▶ [DIRECTION]
Where a line holds "type", copy it.

▶ [Rows from a figure dataset]
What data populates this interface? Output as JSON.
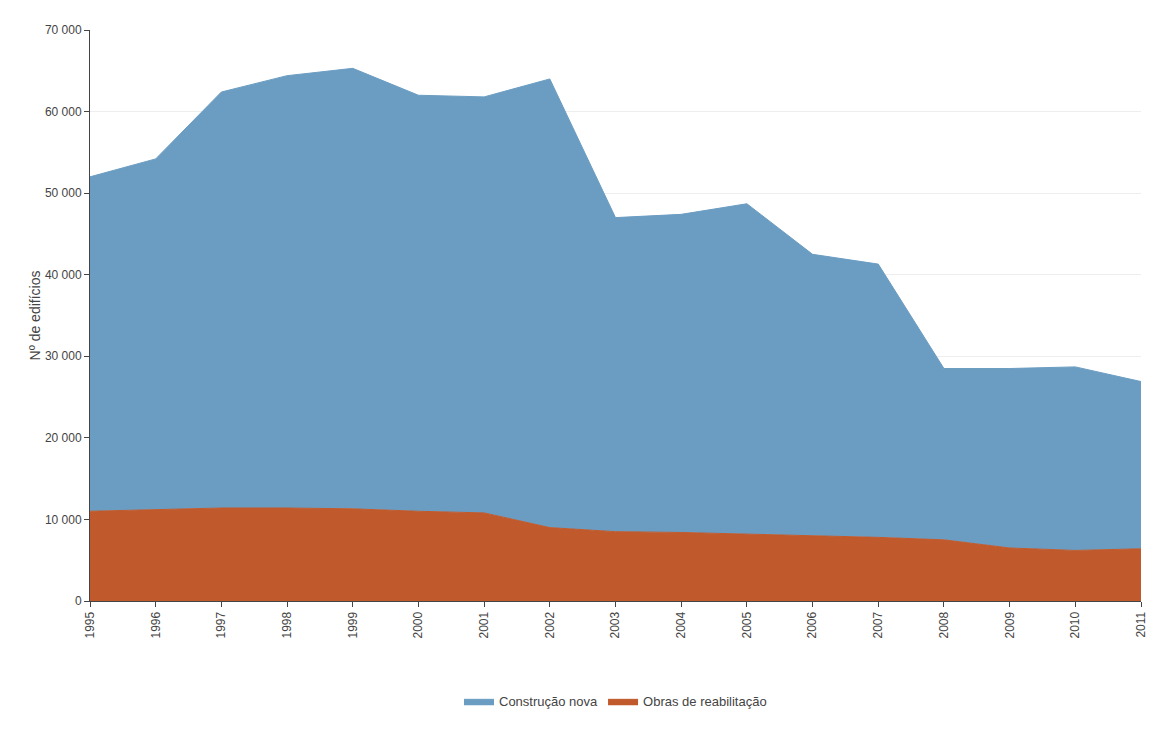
{
  "chart_data": {
    "type": "area",
    "stacked": true,
    "x": [
      1995,
      1996,
      1997,
      1998,
      1999,
      2000,
      2001,
      2002,
      2003,
      2004,
      2005,
      2006,
      2007,
      2008,
      2009,
      2010,
      2011
    ],
    "series": [
      {
        "name": "Obras de reabilitação",
        "color": "#c0592b",
        "values": [
          11000,
          11200,
          11400,
          11400,
          11300,
          11000,
          10800,
          9000,
          8500,
          8400,
          8200,
          8000,
          7800,
          7500,
          6500,
          6200,
          6400
        ]
      },
      {
        "name": "Construção nova",
        "color": "#6b9dc2",
        "values": [
          41000,
          43000,
          51000,
          53000,
          54000,
          51000,
          51000,
          55000,
          38500,
          39000,
          40500,
          34500,
          33500,
          21000,
          22000,
          22500,
          20500
        ]
      }
    ],
    "xlim": [
      1995,
      2011
    ],
    "xticks": [
      1995,
      1996,
      1997,
      1998,
      1999,
      2000,
      2001,
      2002,
      2003,
      2004,
      2005,
      2006,
      2007,
      2008,
      2009,
      2010,
      2011
    ],
    "ylim": [
      0,
      70000
    ],
    "yticks": [
      0,
      {
        "value": 10000,
        "label": "10 000"
      },
      {
        "value": 20000,
        "label": "20 000"
      },
      {
        "value": 30000,
        "label": "30 000"
      },
      {
        "value": 40000,
        "label": "40 000"
      },
      {
        "value": 50000,
        "label": "50 000"
      },
      {
        "value": 60000,
        "label": "60 000"
      },
      {
        "value": 70000,
        "label": "70 000"
      }
    ],
    "y_label": "Nº de edifícios",
    "grid": true,
    "legend": "bottom"
  }
}
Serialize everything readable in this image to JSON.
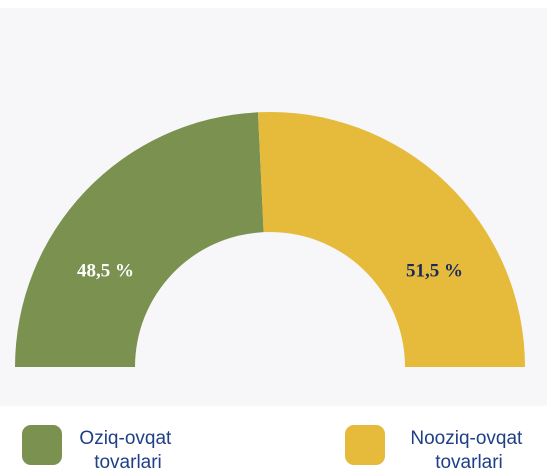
{
  "chart_data": {
    "type": "half-donut",
    "categories": [
      "Oziq-ovqat tovarlari",
      "Nooziq-ovqat tovarlari"
    ],
    "values": [
      48.5,
      51.5
    ],
    "value_labels": [
      "48,5 %",
      "51,5 %"
    ],
    "colors": [
      "#7b9150",
      "#e6bb3b"
    ],
    "label_colors": [
      "#ffffff",
      "#1b2a5c"
    ]
  }
}
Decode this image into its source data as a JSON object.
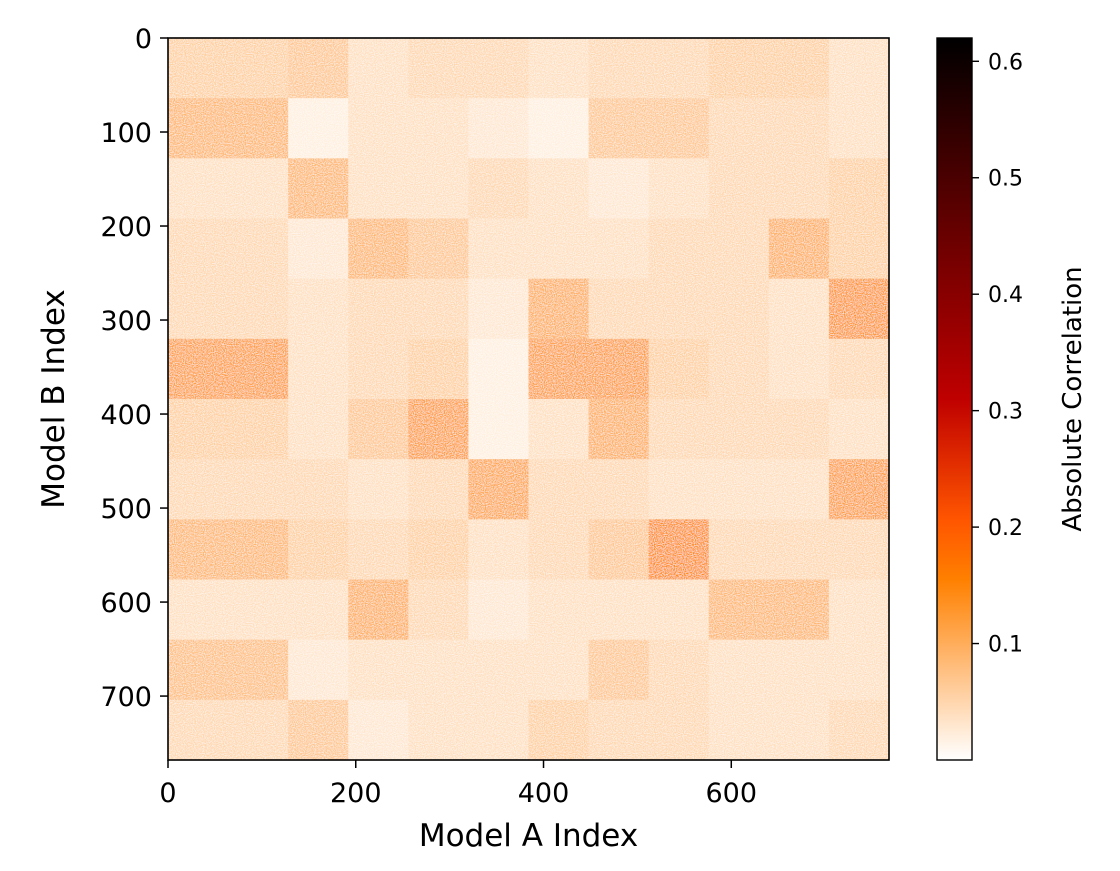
{
  "chart_data": {
    "type": "heatmap",
    "title": "",
    "xlabel": "Model A Index",
    "ylabel": "Model B Index",
    "xlim": [
      0,
      768
    ],
    "ylim": [
      768,
      0
    ],
    "x_ticks": [
      0,
      200,
      400,
      600
    ],
    "y_ticks": [
      0,
      100,
      200,
      300,
      400,
      500,
      600,
      700
    ],
    "block_size": 64,
    "grid_size": 12,
    "block_matrix_description": "Mean absolute correlation per 64x64 block; rows = Model B block, cols = Model A block",
    "block_means": [
      [
        0.06,
        0.06,
        0.07,
        0.04,
        0.05,
        0.05,
        0.04,
        0.05,
        0.05,
        0.06,
        0.06,
        0.04
      ],
      [
        0.09,
        0.09,
        0.02,
        0.04,
        0.04,
        0.03,
        0.02,
        0.07,
        0.07,
        0.05,
        0.05,
        0.04
      ],
      [
        0.04,
        0.04,
        0.09,
        0.04,
        0.04,
        0.05,
        0.04,
        0.03,
        0.04,
        0.05,
        0.05,
        0.06
      ],
      [
        0.05,
        0.05,
        0.03,
        0.09,
        0.07,
        0.04,
        0.04,
        0.04,
        0.05,
        0.05,
        0.1,
        0.06
      ],
      [
        0.05,
        0.05,
        0.04,
        0.05,
        0.05,
        0.03,
        0.1,
        0.05,
        0.05,
        0.05,
        0.04,
        0.13
      ],
      [
        0.12,
        0.12,
        0.04,
        0.05,
        0.06,
        0.02,
        0.12,
        0.12,
        0.06,
        0.05,
        0.04,
        0.05
      ],
      [
        0.06,
        0.06,
        0.04,
        0.07,
        0.12,
        0.02,
        0.04,
        0.1,
        0.05,
        0.05,
        0.05,
        0.04
      ],
      [
        0.05,
        0.05,
        0.05,
        0.04,
        0.05,
        0.11,
        0.05,
        0.05,
        0.04,
        0.04,
        0.04,
        0.12
      ],
      [
        0.09,
        0.09,
        0.06,
        0.05,
        0.06,
        0.04,
        0.05,
        0.07,
        0.14,
        0.05,
        0.05,
        0.05
      ],
      [
        0.04,
        0.04,
        0.04,
        0.1,
        0.05,
        0.03,
        0.04,
        0.04,
        0.04,
        0.09,
        0.09,
        0.04
      ],
      [
        0.08,
        0.08,
        0.03,
        0.04,
        0.04,
        0.04,
        0.04,
        0.07,
        0.05,
        0.04,
        0.04,
        0.04
      ],
      [
        0.05,
        0.05,
        0.07,
        0.03,
        0.04,
        0.04,
        0.06,
        0.05,
        0.05,
        0.04,
        0.04,
        0.05
      ]
    ],
    "colorbar": {
      "label": "Absolute Correlation",
      "colormap": "gist_heat_r",
      "min": 0.0,
      "max": 0.62,
      "ticks": [
        0.1,
        0.2,
        0.3,
        0.4,
        0.5,
        0.6
      ],
      "tick_labels": [
        "0.1",
        "0.2",
        "0.3",
        "0.4",
        "0.5",
        "0.6"
      ]
    },
    "grid": false,
    "legend": "none"
  }
}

▶ [RESULT OF THIS EXERCISE]
    "type": "area",
    "type": "half-donut",
    "type": "heatmap",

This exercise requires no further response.